** begin EXTRACTED DATA **
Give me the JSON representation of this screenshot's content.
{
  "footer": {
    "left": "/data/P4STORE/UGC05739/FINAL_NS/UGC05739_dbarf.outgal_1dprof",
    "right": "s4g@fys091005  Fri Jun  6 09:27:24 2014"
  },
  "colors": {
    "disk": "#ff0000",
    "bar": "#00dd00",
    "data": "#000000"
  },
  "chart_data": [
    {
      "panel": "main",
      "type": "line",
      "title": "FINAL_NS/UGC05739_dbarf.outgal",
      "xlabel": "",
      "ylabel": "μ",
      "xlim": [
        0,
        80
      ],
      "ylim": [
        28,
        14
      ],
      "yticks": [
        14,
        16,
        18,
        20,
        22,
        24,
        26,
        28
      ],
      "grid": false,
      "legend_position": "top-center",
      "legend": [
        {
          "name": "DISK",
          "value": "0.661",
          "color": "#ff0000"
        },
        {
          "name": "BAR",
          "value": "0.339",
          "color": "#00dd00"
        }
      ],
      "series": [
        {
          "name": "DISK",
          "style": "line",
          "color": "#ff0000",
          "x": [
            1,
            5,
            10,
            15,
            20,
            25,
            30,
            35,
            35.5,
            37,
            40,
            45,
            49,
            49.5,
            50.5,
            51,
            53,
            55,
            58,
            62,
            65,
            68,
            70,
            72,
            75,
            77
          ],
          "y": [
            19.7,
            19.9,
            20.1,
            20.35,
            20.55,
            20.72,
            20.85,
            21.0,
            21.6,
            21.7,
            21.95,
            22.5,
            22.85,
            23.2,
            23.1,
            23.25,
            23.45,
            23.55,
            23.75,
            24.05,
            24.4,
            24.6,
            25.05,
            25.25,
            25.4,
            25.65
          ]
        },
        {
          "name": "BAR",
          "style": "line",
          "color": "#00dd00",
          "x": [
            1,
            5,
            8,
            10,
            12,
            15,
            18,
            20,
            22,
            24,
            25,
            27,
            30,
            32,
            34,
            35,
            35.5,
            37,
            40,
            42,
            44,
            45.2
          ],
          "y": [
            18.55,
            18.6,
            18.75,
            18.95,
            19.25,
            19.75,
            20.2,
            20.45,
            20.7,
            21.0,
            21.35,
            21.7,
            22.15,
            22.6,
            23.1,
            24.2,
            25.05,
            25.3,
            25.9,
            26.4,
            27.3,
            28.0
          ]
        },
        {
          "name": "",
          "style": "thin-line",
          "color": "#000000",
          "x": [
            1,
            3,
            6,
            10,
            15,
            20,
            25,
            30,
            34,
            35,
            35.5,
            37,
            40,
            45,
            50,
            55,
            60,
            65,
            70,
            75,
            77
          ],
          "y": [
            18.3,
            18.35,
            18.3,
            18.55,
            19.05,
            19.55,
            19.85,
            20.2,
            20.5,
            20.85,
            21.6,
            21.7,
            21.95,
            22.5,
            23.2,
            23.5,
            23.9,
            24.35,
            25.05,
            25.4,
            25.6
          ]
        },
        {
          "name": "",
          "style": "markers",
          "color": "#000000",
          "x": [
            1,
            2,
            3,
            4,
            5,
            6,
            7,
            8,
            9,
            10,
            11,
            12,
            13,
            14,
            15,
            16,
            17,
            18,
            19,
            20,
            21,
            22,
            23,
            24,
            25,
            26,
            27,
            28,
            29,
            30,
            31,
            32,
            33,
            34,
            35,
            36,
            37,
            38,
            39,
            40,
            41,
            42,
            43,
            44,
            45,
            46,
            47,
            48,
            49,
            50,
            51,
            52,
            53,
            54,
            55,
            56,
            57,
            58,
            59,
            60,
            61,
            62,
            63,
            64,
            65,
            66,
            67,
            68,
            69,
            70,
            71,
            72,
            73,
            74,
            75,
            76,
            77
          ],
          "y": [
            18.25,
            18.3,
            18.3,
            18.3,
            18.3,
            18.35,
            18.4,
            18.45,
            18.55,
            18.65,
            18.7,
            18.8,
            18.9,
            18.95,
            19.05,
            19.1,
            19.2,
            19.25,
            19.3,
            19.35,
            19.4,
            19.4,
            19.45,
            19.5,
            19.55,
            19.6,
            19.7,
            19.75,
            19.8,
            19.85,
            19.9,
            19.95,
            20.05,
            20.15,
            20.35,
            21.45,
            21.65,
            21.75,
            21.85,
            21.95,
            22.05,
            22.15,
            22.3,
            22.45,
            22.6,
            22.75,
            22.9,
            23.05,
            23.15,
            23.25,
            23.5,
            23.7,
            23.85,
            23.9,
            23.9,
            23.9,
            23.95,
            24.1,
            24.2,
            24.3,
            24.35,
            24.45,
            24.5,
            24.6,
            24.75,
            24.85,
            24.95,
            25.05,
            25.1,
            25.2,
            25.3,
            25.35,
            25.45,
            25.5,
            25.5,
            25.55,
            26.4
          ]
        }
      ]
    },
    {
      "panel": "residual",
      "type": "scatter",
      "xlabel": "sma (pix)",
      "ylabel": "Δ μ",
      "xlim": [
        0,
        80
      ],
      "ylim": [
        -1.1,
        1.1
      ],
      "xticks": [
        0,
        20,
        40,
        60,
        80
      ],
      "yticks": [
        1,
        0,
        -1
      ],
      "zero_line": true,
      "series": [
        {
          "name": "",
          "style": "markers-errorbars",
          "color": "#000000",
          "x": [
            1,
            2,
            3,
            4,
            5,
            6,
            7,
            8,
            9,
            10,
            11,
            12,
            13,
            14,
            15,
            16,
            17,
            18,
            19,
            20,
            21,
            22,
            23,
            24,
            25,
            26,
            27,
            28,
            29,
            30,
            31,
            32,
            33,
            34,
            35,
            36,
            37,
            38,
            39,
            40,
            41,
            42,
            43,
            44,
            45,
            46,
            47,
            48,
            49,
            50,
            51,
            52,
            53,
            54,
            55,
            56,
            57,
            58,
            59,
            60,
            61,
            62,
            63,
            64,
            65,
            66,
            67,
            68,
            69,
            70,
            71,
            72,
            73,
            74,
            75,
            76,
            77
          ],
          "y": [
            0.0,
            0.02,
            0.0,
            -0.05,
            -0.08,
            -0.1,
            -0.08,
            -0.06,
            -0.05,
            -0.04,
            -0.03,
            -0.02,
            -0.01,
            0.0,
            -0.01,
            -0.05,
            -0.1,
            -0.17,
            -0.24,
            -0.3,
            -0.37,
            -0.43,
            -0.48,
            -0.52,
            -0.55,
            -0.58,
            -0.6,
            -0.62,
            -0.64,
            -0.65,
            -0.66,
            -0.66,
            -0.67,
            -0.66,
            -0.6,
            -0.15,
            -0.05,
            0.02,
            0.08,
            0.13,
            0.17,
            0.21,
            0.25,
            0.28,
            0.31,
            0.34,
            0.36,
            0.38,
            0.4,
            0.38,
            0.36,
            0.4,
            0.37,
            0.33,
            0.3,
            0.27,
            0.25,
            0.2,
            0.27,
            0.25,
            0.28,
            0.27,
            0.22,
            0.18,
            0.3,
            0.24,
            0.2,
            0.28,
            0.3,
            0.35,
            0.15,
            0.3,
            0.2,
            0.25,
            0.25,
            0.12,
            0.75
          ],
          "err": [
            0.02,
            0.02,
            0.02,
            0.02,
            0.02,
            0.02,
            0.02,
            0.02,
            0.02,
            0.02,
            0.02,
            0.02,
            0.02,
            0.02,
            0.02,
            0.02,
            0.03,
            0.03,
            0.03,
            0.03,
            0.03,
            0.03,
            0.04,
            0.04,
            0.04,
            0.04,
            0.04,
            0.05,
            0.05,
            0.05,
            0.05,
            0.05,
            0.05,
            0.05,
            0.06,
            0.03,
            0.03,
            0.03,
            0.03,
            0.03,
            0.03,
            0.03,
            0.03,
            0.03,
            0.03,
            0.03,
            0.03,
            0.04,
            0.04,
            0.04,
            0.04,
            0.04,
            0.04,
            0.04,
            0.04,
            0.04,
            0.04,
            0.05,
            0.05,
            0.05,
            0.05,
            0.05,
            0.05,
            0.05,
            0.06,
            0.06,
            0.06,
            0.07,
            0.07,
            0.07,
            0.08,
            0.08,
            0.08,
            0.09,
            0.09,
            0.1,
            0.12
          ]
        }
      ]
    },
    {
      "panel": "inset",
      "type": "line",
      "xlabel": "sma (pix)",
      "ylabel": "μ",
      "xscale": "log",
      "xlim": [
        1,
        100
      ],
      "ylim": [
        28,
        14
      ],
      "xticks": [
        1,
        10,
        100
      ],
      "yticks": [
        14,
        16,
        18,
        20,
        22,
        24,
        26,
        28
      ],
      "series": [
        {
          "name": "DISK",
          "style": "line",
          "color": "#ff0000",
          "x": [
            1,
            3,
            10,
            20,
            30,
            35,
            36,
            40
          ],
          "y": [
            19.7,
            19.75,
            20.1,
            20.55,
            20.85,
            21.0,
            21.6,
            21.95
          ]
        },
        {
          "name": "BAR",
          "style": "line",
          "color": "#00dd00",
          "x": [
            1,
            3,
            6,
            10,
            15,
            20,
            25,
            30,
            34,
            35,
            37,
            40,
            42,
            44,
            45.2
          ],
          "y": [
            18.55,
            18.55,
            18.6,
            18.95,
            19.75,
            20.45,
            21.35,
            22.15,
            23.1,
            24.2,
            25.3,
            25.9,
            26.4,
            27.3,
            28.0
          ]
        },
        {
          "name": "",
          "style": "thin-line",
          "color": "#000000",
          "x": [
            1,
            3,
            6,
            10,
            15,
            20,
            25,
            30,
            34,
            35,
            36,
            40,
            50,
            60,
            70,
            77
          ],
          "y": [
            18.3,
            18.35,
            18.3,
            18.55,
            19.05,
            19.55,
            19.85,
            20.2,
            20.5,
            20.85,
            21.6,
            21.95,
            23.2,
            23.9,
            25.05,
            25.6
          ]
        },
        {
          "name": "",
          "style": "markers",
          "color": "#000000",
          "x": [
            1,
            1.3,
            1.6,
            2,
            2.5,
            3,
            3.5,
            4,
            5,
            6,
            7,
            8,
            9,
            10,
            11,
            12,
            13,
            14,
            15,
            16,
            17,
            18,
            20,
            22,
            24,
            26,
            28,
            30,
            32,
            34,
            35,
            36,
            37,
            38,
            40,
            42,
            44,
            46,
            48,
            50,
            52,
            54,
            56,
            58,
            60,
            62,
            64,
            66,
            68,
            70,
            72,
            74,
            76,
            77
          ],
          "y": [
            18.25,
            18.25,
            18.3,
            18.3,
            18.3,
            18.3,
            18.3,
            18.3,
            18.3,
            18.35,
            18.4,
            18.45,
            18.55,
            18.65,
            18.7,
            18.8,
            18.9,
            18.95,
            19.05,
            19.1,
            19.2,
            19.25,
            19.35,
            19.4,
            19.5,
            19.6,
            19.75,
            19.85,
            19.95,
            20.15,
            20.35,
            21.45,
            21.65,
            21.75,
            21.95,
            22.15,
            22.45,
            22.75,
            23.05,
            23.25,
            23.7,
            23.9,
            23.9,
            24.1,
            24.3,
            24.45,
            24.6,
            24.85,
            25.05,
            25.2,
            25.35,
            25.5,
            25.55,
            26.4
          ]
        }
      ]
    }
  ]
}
** end EXTRACTED DATA **
**THE TASK**: Consider the entries above and return each line with the string "panel".

**FINAL RESULT**:
      "panel": "main",
      "panel": "residual",
      "panel": "inset",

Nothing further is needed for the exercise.